(Saved entries)
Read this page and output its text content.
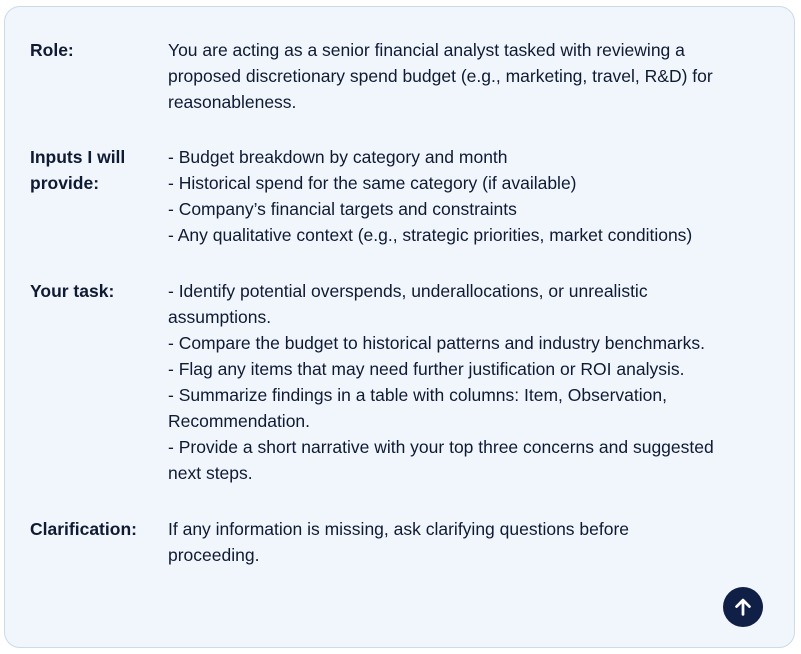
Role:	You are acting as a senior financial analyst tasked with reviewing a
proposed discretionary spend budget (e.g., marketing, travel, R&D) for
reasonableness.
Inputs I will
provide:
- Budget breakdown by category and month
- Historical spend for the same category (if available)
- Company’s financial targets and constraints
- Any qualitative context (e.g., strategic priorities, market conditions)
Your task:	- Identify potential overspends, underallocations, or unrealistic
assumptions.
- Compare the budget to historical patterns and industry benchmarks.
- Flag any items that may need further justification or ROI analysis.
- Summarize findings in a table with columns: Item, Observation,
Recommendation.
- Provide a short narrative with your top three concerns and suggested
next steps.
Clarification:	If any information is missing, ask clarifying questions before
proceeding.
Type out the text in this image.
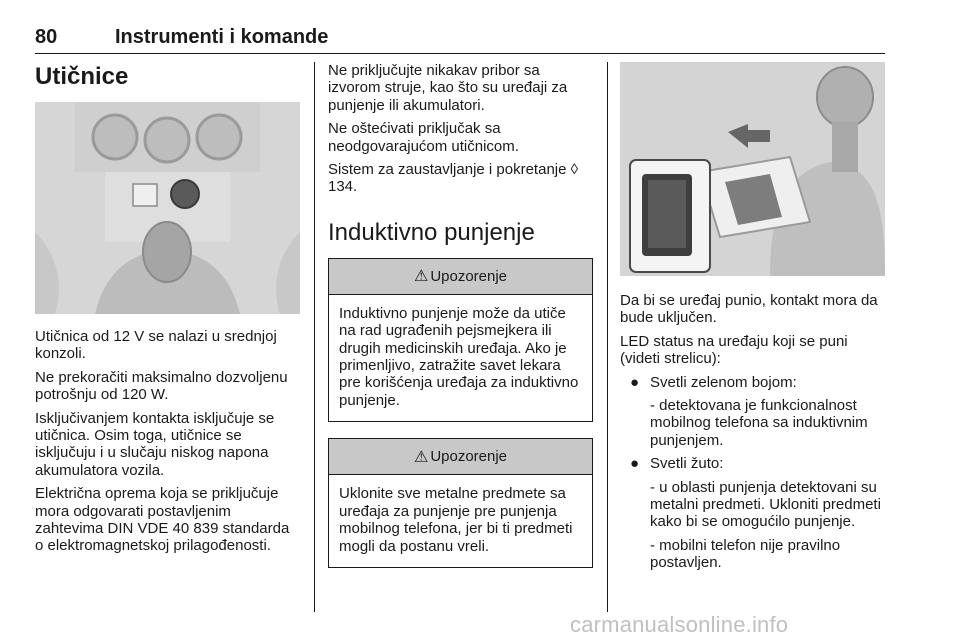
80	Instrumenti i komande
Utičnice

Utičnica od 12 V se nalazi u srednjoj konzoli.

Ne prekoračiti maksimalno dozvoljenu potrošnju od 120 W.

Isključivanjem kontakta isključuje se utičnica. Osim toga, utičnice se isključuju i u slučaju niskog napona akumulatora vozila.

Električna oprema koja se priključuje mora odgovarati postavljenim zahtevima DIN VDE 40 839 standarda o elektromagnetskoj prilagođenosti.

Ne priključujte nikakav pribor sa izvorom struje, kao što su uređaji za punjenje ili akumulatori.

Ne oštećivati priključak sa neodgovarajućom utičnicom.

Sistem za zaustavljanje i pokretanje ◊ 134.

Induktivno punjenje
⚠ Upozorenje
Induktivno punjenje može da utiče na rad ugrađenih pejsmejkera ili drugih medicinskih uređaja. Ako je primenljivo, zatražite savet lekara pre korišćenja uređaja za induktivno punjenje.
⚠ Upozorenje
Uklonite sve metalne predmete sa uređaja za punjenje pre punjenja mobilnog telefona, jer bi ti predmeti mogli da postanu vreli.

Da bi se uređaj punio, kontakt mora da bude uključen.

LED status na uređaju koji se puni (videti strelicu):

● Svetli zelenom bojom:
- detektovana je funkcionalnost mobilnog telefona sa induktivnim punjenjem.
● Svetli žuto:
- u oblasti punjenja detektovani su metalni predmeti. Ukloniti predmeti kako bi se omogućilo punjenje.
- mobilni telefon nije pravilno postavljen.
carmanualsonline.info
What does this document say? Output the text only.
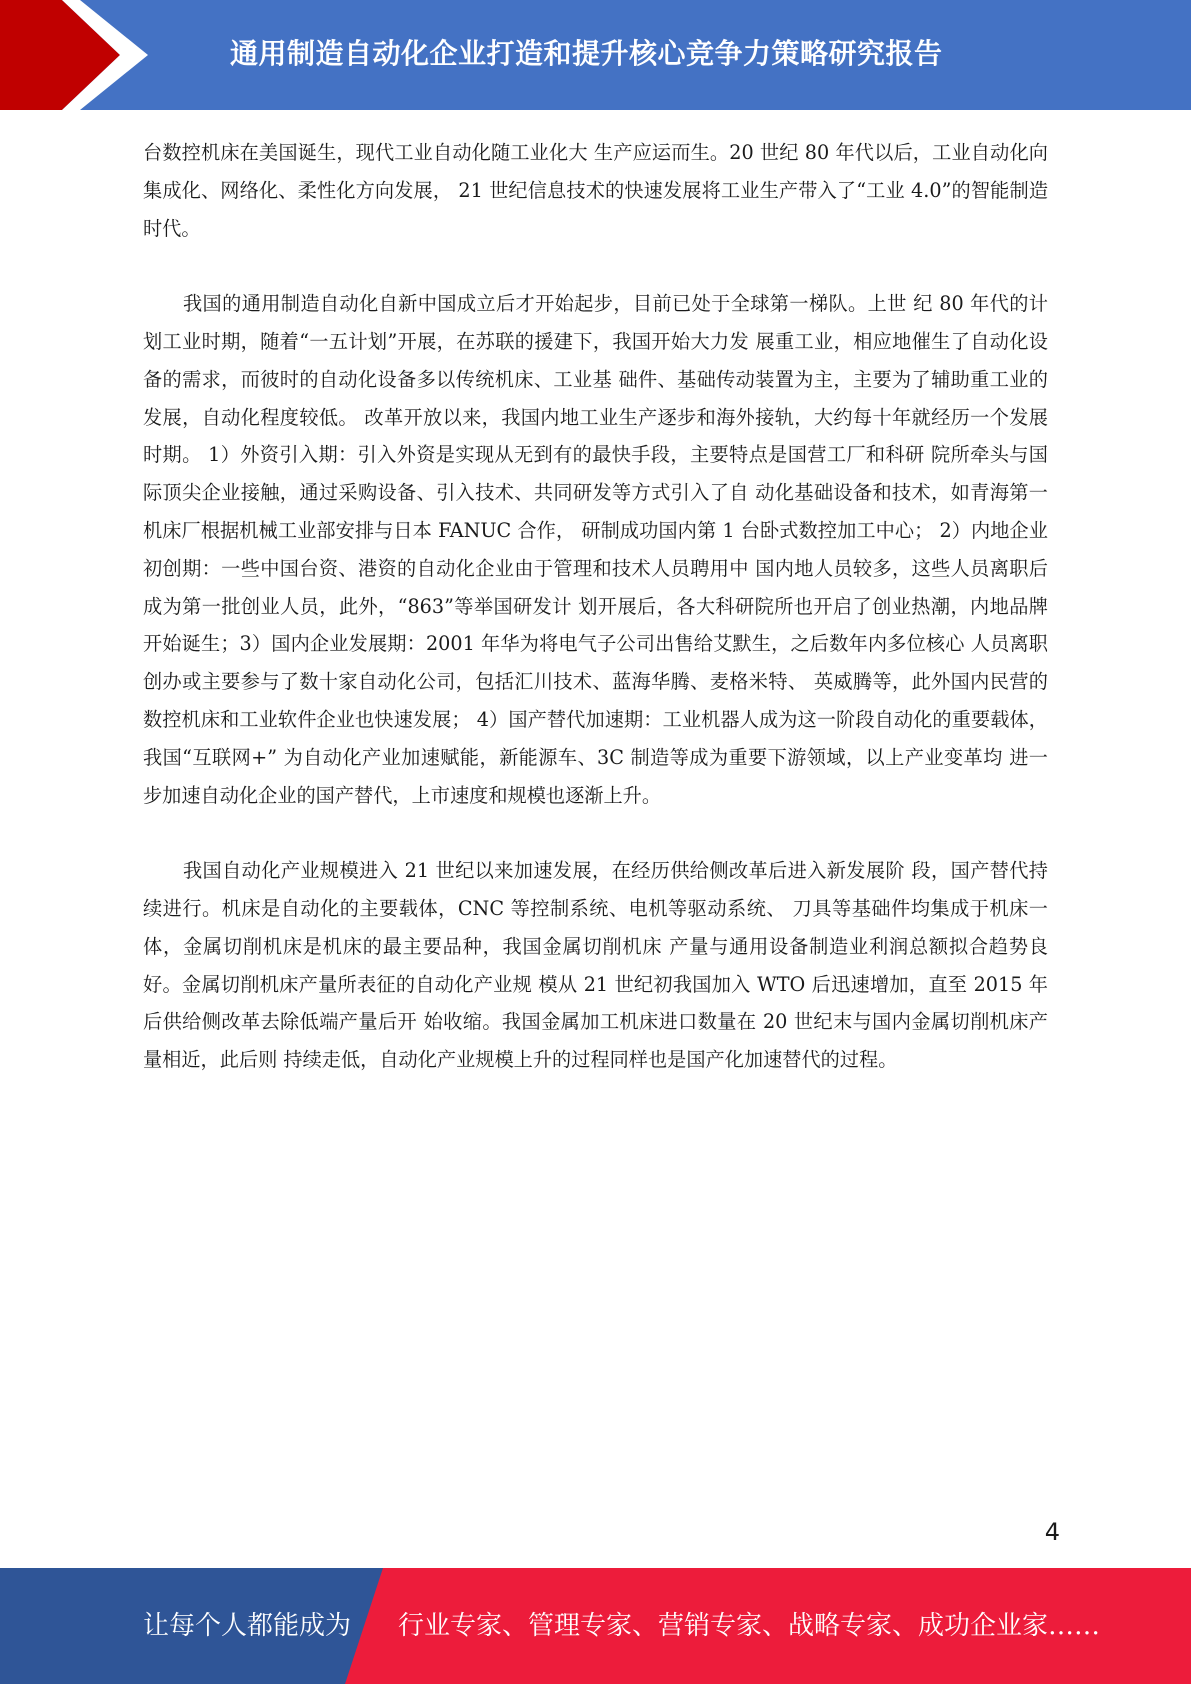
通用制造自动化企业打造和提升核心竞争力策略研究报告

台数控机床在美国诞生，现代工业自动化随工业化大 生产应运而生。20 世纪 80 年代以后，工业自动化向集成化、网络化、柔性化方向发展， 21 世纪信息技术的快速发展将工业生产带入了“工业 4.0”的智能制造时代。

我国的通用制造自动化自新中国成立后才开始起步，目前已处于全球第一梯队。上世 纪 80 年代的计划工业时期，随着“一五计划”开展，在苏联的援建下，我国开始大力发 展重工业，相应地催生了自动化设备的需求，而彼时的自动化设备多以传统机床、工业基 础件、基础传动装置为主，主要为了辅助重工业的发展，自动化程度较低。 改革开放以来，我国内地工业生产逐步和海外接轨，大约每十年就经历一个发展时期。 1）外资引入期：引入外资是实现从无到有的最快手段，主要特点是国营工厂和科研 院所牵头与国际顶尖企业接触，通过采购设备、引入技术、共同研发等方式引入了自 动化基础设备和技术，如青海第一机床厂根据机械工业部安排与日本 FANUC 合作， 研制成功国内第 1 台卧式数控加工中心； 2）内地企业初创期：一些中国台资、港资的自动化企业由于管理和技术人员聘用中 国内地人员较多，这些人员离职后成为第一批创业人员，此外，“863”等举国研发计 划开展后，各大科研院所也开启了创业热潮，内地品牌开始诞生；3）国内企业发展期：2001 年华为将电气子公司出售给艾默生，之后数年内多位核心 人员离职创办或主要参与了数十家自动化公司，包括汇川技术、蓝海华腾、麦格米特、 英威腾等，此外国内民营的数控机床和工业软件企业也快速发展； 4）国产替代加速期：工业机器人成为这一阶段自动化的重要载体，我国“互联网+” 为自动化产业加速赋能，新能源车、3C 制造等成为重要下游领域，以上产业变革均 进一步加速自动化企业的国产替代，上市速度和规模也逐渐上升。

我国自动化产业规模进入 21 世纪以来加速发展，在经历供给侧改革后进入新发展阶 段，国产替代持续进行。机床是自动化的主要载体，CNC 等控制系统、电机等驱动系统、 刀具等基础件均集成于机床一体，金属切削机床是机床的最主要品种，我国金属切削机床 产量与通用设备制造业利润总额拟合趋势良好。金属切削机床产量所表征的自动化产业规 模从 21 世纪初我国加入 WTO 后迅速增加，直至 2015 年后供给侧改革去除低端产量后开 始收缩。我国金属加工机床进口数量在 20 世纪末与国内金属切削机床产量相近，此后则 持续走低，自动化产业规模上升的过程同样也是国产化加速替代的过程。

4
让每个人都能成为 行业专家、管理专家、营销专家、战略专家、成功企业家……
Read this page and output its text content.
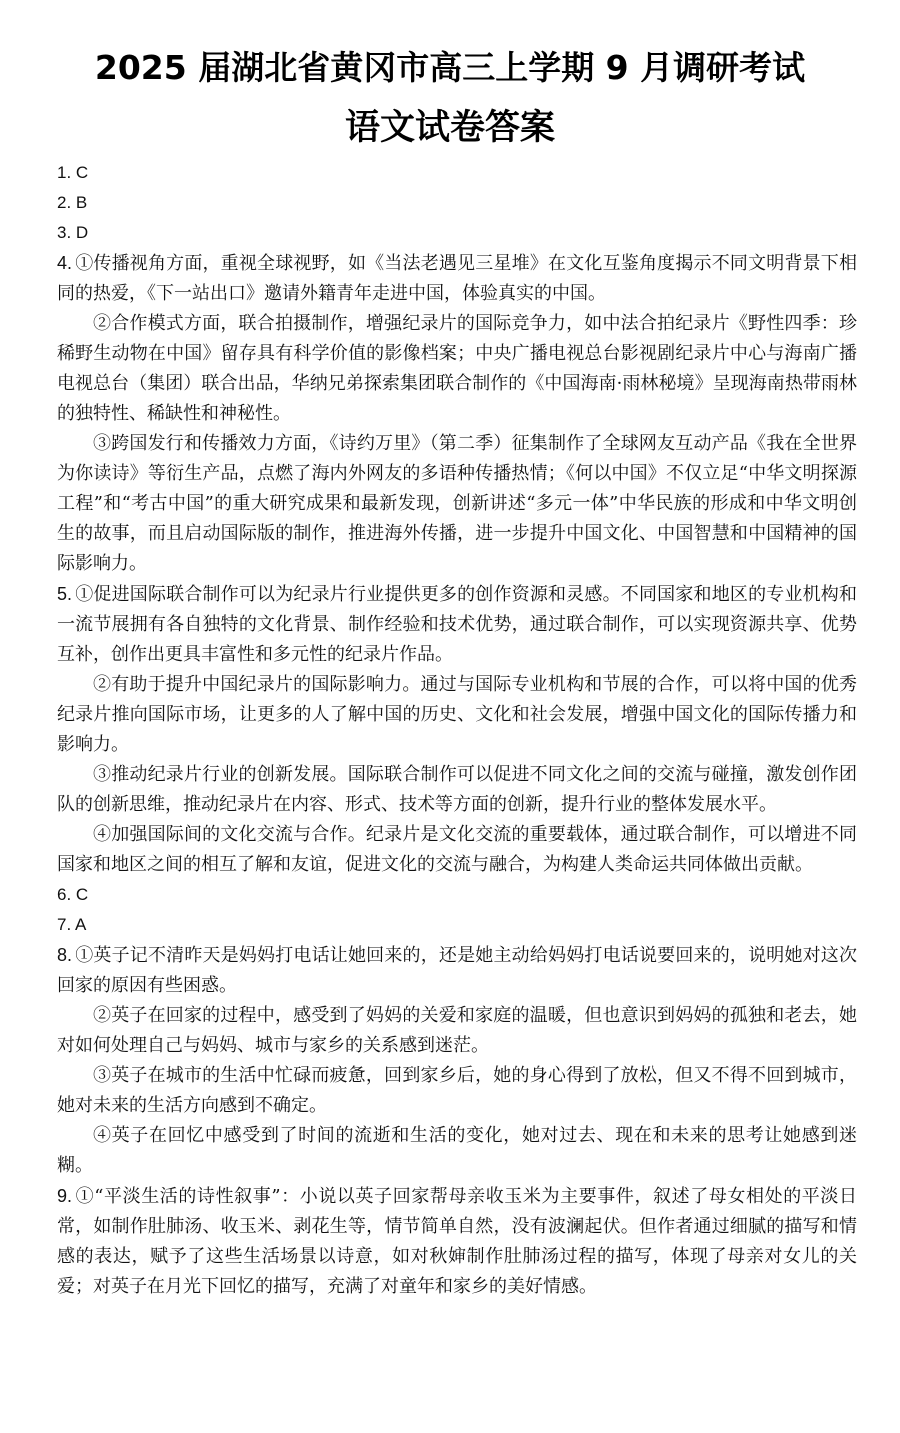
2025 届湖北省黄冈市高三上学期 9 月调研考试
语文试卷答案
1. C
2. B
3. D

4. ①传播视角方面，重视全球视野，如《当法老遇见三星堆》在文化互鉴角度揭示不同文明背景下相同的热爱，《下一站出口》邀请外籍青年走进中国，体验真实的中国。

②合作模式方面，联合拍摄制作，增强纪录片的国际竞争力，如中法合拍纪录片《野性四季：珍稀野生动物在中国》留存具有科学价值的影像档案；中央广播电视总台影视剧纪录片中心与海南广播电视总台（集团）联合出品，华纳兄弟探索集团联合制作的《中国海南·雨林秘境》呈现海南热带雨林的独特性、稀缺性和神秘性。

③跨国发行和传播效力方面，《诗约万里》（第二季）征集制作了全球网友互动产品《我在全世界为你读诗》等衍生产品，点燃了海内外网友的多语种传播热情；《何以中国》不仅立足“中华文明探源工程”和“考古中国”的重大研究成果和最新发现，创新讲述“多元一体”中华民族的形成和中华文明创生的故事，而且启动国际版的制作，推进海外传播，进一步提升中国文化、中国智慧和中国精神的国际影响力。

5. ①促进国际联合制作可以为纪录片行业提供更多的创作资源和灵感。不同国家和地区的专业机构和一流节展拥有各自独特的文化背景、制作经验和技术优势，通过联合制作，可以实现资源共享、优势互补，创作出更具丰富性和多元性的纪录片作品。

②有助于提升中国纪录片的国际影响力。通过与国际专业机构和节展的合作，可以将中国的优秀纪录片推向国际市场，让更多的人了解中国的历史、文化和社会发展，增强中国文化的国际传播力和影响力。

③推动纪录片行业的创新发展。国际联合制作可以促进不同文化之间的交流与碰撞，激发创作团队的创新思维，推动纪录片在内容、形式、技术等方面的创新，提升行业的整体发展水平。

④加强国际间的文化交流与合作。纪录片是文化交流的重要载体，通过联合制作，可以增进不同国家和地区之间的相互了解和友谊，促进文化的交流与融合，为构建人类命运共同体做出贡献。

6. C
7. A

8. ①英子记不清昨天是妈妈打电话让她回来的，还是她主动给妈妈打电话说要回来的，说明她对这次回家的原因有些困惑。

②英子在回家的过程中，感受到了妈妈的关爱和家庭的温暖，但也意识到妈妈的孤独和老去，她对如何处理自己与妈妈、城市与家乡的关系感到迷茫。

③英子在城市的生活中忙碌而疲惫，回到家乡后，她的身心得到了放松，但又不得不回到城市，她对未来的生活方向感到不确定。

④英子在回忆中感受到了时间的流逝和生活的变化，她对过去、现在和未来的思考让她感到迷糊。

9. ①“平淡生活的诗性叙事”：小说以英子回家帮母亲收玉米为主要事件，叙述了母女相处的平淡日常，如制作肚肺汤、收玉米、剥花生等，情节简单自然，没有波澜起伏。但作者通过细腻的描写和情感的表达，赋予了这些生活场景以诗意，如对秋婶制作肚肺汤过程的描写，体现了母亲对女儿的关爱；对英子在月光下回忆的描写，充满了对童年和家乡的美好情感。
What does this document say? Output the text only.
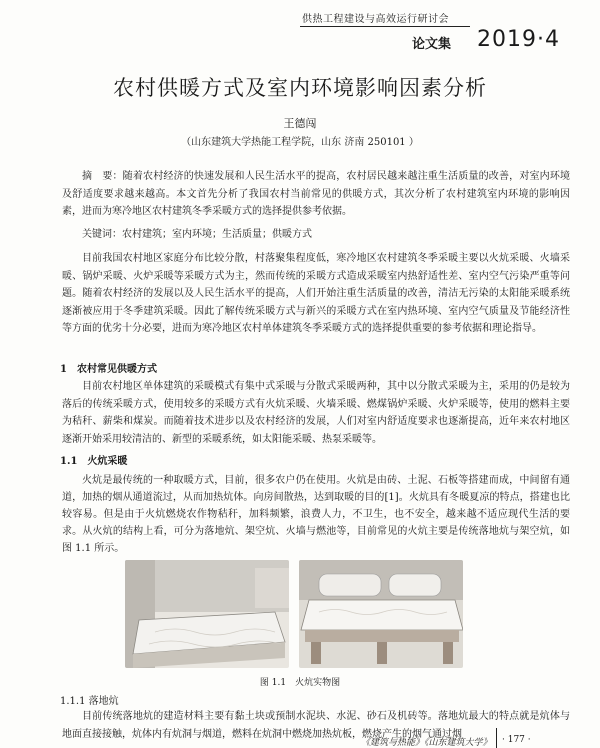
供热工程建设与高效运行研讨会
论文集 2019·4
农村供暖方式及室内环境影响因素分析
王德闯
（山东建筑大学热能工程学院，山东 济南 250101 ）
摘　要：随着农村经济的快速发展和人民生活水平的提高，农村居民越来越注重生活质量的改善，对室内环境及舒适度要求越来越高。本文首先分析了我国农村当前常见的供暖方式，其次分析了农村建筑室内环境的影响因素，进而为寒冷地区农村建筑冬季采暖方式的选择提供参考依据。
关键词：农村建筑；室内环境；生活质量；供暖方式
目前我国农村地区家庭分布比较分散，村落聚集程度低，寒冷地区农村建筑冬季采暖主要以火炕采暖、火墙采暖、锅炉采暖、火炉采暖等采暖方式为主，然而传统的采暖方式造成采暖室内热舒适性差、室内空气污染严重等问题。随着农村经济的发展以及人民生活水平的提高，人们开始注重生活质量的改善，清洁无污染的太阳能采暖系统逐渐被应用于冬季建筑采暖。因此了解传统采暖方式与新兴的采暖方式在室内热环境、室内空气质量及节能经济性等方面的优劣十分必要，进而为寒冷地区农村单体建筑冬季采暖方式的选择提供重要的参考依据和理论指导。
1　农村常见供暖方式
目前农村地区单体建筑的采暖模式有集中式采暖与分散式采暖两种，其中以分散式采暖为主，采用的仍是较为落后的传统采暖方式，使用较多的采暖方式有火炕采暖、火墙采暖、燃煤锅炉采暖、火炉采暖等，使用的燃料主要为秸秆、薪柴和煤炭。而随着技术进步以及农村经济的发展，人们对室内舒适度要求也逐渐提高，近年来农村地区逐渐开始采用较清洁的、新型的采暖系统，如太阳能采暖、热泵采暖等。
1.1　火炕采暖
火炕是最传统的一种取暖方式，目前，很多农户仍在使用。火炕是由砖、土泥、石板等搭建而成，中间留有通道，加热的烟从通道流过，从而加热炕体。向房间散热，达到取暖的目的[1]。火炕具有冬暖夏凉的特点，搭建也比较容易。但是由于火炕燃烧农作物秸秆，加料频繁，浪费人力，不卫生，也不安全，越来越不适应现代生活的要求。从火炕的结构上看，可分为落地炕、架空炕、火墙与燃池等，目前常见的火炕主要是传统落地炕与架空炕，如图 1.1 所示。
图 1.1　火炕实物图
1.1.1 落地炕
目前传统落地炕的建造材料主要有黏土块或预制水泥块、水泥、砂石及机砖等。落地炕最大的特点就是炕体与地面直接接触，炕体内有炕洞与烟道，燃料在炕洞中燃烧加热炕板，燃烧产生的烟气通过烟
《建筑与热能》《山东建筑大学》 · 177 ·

**Your objective**
Pull out every line of the records above that contains the word "punjenja".

**Result for this task**
Uklonite sve metalne predmete sa uređaja za punjenje pre punjenja mobilnog telefona, jer bi ti predmeti mogli da postanu vreli.
- u oblasti punjenja detektovani su metalni predmeti. Ukloniti predmeti kako bi se omogućilo punjenje.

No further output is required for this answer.